TASK BRIEF: Wherever a line in the data below holds "None", copy that line.
[START OF EXTRACTED INFORMATION]
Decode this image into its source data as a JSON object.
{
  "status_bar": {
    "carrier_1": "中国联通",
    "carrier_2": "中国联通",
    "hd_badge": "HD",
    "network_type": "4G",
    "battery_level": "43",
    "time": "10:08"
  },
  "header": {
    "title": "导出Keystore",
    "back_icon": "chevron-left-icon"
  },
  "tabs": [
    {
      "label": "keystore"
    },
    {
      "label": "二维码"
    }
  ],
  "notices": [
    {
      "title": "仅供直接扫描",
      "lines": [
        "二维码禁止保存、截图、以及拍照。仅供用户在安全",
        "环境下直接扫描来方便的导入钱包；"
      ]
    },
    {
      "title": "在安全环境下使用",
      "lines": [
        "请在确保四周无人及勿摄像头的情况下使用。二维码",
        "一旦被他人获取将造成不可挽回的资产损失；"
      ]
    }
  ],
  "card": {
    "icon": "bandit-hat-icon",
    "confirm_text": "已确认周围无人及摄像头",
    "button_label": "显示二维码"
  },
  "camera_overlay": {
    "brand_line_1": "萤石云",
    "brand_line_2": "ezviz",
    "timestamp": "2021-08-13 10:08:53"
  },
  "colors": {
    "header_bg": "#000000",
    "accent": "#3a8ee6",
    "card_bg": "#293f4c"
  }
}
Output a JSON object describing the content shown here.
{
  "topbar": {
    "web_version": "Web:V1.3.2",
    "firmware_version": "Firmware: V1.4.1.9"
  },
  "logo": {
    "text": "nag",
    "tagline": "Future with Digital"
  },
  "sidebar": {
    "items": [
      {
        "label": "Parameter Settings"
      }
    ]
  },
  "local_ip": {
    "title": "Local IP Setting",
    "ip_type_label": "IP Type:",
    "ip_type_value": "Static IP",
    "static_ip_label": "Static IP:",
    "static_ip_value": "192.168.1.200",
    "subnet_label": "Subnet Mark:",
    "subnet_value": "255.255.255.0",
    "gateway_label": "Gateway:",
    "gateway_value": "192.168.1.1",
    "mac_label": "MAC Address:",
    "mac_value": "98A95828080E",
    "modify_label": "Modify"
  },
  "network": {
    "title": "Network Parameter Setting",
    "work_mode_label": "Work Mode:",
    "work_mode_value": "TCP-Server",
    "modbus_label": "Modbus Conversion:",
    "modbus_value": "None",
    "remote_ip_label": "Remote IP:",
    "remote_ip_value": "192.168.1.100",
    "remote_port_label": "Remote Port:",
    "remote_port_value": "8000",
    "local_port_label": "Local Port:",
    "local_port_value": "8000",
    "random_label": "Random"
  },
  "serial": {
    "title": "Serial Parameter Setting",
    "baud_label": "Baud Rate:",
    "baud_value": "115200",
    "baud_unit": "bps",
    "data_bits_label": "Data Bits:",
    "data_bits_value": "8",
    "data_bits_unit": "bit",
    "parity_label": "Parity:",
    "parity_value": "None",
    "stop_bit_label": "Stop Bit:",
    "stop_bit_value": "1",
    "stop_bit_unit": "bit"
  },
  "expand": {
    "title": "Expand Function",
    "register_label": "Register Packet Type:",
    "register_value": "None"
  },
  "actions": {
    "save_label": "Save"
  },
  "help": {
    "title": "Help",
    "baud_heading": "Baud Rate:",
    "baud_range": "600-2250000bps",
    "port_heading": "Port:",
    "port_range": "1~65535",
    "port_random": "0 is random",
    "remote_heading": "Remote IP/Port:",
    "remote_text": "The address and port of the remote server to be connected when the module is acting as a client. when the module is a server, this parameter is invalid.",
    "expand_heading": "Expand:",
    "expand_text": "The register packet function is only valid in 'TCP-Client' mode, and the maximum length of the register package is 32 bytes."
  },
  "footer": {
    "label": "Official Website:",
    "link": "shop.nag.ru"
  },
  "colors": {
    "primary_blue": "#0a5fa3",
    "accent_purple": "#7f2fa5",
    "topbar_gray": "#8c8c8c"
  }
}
[END OF EXTRACTED INFORMATION]
ANSWER:
    "modbus_value": "None",
    "parity_value": "None",
    "register_value": "None"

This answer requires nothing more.